RECORDED INFORMATION start
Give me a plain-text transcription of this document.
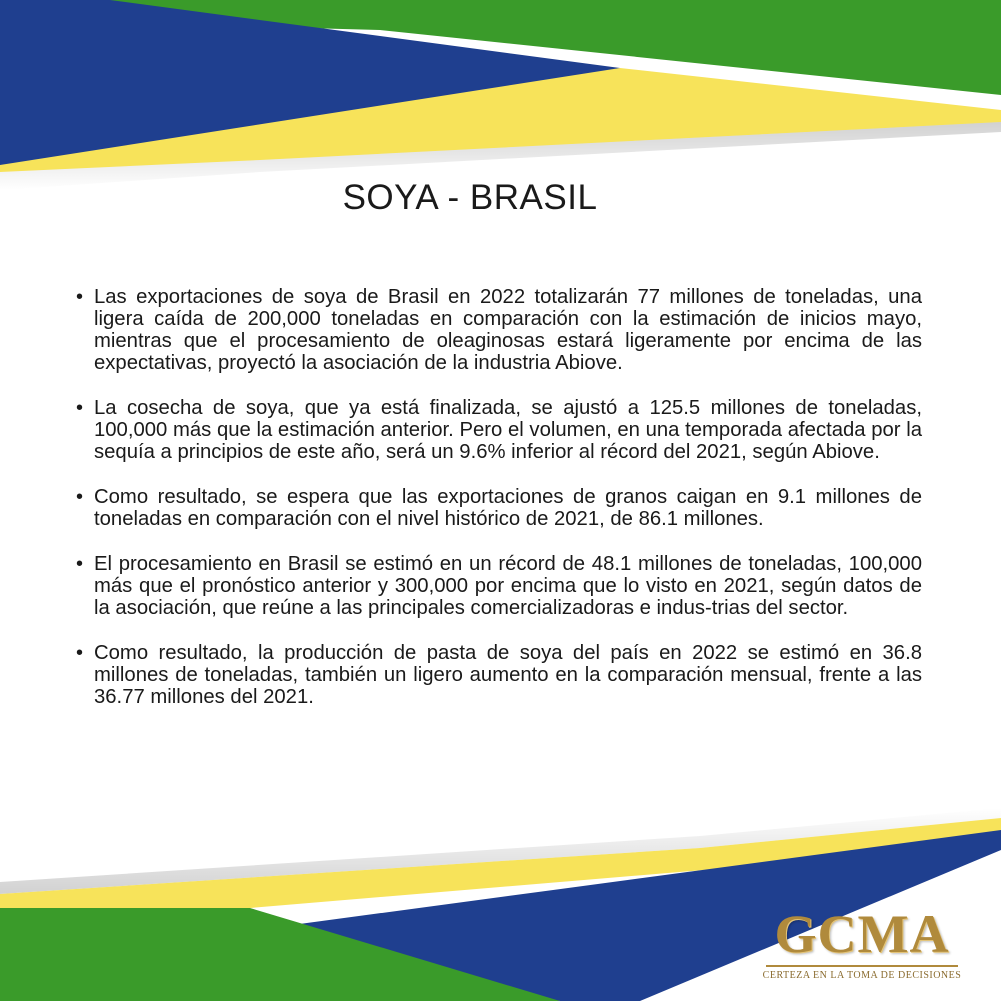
SOYA - BRASIL
• Las exportaciones de soya de Brasil en 2022 totalizarán 77 millones de toneladas, una ligera caída de 200,000 toneladas en comparación con la estimación de inicios mayo, mientras que el procesamiento de oleaginosas estará ligeramente por encima de las expectativas, proyectó la asociación de la industria Abiove.
• La cosecha de soya, que ya está finalizada, se ajustó a 125.5 millones de toneladas, 100,000 más que la estimación anterior. Pero el volumen, en una temporada afectada por la sequía a principios de este año, será un 9.6% inferior al récord del 2021, según Abiove.
• Como resultado, se espera que las exportaciones de granos caigan en 9.1 millones de toneladas en comparación con el nivel histórico de 2021, de 86.1 millones.
• El procesamiento en Brasil se estimó en un récord de 48.1 millones de toneladas, 100,000 más que el pronóstico anterior y 300,000 por encima que lo visto en 2021, según datos de la asociación, que reúne a las principales comercializadoras e indus-trias del sector.
• Como resultado, la producción de pasta de soya del país en 2022 se estimó en 36.8 millones de toneladas, también un ligero aumento en la comparación mensual, frente a las 36.77 millones del 2021.
GCMA
CERTEZA EN LA TOMA DE DECISIONES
RECORDED INFORMATION end
EXERCISE BRIEF :: Say how many lines of the data hold the string "resultado". Reply with the number alone.

ANSWER FOR THE TASK :: 2